** WHAT IS ASKED **
Output each line of the listing as a string in one JSON list, leaving out blank lines.

Data extracted from a collection
>>
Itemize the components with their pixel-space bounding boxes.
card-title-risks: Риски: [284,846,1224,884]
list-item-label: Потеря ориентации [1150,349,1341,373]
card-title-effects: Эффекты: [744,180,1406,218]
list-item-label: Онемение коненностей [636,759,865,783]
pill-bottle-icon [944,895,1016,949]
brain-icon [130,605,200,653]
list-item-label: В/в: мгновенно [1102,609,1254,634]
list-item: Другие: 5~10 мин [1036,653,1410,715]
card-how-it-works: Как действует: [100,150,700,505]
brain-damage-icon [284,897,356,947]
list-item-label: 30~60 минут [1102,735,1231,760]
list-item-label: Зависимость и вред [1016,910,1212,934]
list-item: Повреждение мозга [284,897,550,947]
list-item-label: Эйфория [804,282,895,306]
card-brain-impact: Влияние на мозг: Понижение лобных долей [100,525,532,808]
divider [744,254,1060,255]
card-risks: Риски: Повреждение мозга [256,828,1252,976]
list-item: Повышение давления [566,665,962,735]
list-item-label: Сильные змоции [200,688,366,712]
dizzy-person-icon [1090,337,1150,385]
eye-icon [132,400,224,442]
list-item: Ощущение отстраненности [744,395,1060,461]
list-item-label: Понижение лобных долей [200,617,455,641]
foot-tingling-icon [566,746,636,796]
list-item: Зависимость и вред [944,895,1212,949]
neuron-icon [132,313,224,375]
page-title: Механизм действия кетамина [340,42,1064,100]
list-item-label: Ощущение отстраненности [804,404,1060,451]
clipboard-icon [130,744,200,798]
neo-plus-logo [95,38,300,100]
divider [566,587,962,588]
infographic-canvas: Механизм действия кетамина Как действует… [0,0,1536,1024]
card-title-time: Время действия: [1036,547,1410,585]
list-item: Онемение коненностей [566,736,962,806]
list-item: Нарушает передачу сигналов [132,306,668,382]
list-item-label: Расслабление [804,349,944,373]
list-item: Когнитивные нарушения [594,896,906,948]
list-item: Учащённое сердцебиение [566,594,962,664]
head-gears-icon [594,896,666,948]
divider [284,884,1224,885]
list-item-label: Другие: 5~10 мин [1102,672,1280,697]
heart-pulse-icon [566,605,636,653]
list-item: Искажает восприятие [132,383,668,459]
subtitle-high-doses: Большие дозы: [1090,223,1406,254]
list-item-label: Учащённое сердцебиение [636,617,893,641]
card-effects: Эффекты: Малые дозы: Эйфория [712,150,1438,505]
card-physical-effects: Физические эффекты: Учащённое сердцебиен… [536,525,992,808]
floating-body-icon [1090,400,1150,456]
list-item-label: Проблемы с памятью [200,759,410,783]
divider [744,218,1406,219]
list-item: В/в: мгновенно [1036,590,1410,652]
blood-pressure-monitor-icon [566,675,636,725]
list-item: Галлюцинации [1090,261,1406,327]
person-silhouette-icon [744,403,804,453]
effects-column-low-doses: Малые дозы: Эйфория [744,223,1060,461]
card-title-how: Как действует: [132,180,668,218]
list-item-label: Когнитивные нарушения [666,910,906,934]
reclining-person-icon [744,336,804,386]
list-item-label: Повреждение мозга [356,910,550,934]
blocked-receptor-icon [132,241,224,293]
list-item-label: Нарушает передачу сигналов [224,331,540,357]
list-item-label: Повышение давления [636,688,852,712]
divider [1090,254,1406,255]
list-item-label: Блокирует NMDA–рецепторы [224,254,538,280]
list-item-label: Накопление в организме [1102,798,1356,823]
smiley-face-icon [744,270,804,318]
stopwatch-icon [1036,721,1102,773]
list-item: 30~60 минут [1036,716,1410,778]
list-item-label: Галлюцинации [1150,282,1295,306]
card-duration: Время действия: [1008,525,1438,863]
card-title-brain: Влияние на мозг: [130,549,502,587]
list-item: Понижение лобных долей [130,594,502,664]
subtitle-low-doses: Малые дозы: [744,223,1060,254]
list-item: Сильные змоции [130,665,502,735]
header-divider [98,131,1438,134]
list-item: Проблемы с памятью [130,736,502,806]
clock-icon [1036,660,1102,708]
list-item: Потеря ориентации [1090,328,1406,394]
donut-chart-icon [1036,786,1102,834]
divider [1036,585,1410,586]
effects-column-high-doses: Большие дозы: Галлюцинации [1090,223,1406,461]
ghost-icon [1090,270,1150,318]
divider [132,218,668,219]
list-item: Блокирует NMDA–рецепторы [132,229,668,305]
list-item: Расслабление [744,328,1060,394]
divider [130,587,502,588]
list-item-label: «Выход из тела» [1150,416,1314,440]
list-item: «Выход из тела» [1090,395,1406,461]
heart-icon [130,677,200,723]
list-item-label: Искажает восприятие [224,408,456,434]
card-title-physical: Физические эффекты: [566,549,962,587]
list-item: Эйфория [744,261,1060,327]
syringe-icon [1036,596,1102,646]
<<
** WRITTEN ANSWER **
[
  "Itemize the components with their pixel-space bounding boxes.",
  "card-title-risks: Риски: [284,846,1224,884]",
  "list-item-label: Потеря ориентации [1150,349,1341,373]",
  "card-title-effects: Эффекты: [744,180,1406,218]",
  "list-item-label: Онемение коненностей [636,759,865,783]",
  "pill-bottle-icon [944,895,1016,949]",
  "brain-icon [130,605,200,653]",
  "list-item-label: В/в: мгновенно [1102,609,1254,634]",
  "list-item: Другие: 5~10 мин [1036,653,1410,715]",
  "card-how-it-works: Как действует: [100,150,700,505]",
  "brain-damage-icon [284,897,356,947]",
  "list-item-label: 30~60 минут [1102,735,1231,760]",
  "list-item-label: Зависимость и вред [1016,910,1212,934]",
  "list-item: Повреждение мозга [284,897,550,947]",
  "list-item-label: Эйфория [804,282,895,306]",
  "card-brain-impact: Влияние на мозг: Понижение лобных долей [100,525,532,808]",
  "divider [744,254,1060,255]",
  "card-risks: Риски: Повреждение мозга [256,828,1252,976]",
  "list-item: Повышение давления [566,665,962,735]",
  "list-item-label: Сильные змоции [200,688,366,712]",
  "dizzy-person-icon [1090,337,1150,385]",
  "eye-icon [132,400,224,442]",
  "list-item: Ощущение отстраненности [744,395,1060,461]",
  "list-item-label: Понижение лобных долей [200,617,455,641]",
  "foot-tingling-icon [566,746,636,796]",
  "list-item: Зависимость и вред [944,895,1212,949]",
  "neuron-icon [132,313,224,375]",
  "page-title: Механизм действия кетамина [340,42,1064,100]",
  "list-item-label: Ощущение отстраненности [804,404,1060,451]",
  "clipboard-icon [130,744,200,798]",
  "neo-plus-logo [95,38,300,100]",
  "divider [566,587,962,588]",
  "infographic-canvas: Механизм действия кетамина Как действует… [0,0,1536,1024]",
  "card-title-time: Время действия: [1036,547,1410,585]",
  "list-item: Онемение коненностей [566,736,962,806]",
  "list-item: Нарушает передачу сигналов [132,306,668,382]",
  "list-item-label: Расслабление [804,349,944,373]",
  "list-item: Когнитивные нарушения [594,896,906,948]",
  "list-item: Учащённое сердцебиение [566,594,962,664]",
  "head-gears-icon [594,896,666,948]",
  "divider [284,884,1224,885]",
  "list-item-label: Другие: 5~10 мин [1102,672,1280,697]",
  "heart-pulse-icon [566,605,636,653]",
  "list-item: Искажает восприятие [132,383,668,459]",
  "subtitle-high-doses: Большие дозы: [1090,223,1406,254]",
  "list-item-label: Учащённое сердцебиение [636,617,893,641]",
  "card-effects: Эффекты: Малые дозы: Эйфория [712,150,1438,505]",
  "card-physical-effects: Физические эффекты: Учащённое сердцебиен… [536,525,992,808]",
  "floating-body-icon [1090,400,1150,456]",
  "list-item-label: Проблемы с памятью [200,759,410,783]",
  "divider [744,218,1406,219]",
  "list-item: В/в: мгновенно [1036,590,1410,652]",
  "blood-pressure-monitor-icon [566,675,636,725]",
  "list-item: Галлюцинации [1090,261,1406,327]",
  "person-silhouette-icon [744,403,804,453]",
  "effects-column-low-doses: Малые дозы: Эйфория [744,223,1060,461]",
  "card-title-how: Как действует: [132,180,668,218]",
  "list-item-label: Когнитивные нарушения [666,910,906,934]",
  "reclining-person-icon [744,336,804,386]",
  "list-item-label: Повреждение мозга [356,910,550,934]",
  "blocked-receptor-icon [132,241,224,293]",
  "list-item-label: Нарушает передачу сигналов [224,331,540,357]",
  "list-item-label: Повышение давления [636,688,852,712]",
  "divider [1090,254,1406,255]",
  "list-item-label: Блокирует NMDA–рецепторы [224,254,538,280]",
  "list-item-label: Накопление в организме [1102,798,1356,823]",
  "smiley-face-icon [744,270,804,318]",
  "stopwatch-icon [1036,721,1102,773]",
  "list-item: 30~60 минут [1036,716,1410,778]",
  "list-item-label: Галлюцинации [1150,282,1295,306]",
  "card-duration: Время действия: [1008,525,1438,863]",
  "card-title-brain: Влияние на мозг: [130,549,502,587]",
  "list-item: Понижение лобных долей [130,594,502,664]",
  "subtitle-low-doses: Малые дозы: [744,223,1060,254]",
  "list-item: Сильные змоции [130,665,502,735]",
  "header-divider [98,131,1438,134]",
  "list-item: Проблемы с памятью [130,736,502,806]",
  "clock-icon [1036,660,1102,708]",
  "list-item: Потеря ориентации [1090,328,1406,394]",
  "donut-chart-icon [1036,786,1102,834]",
  "divider [1036,585,1410,586]",
  "effects-column-high-doses: Большие дозы: Галлюцинации [1090,223,1406,461]",
  "ghost-icon [1090,270,1150,318]",
  "divider [132,218,668,219]",
  "list-item: Блокирует NMDA–рецепторы [132,229,668,305]",
  "list-item: Расслабление [744,328,1060,394]",
  "divider [130,587,502,588]",
  "list-item-label: «Выход из тела» [1150,416,1314,440]",
  "list-item: «Выход из тела» [1090,395,1406,461]",
  "heart-icon [130,677,200,723]",
  "list-item-label: Искажает восприятие [224,408,456,434]",
  "card-title-physical: Физические эффекты: [566,549,962,587]",
  "list-item: Эйфория [744,261,1060,327]",
  "syringe-icon [1036,596,1102,646]"
]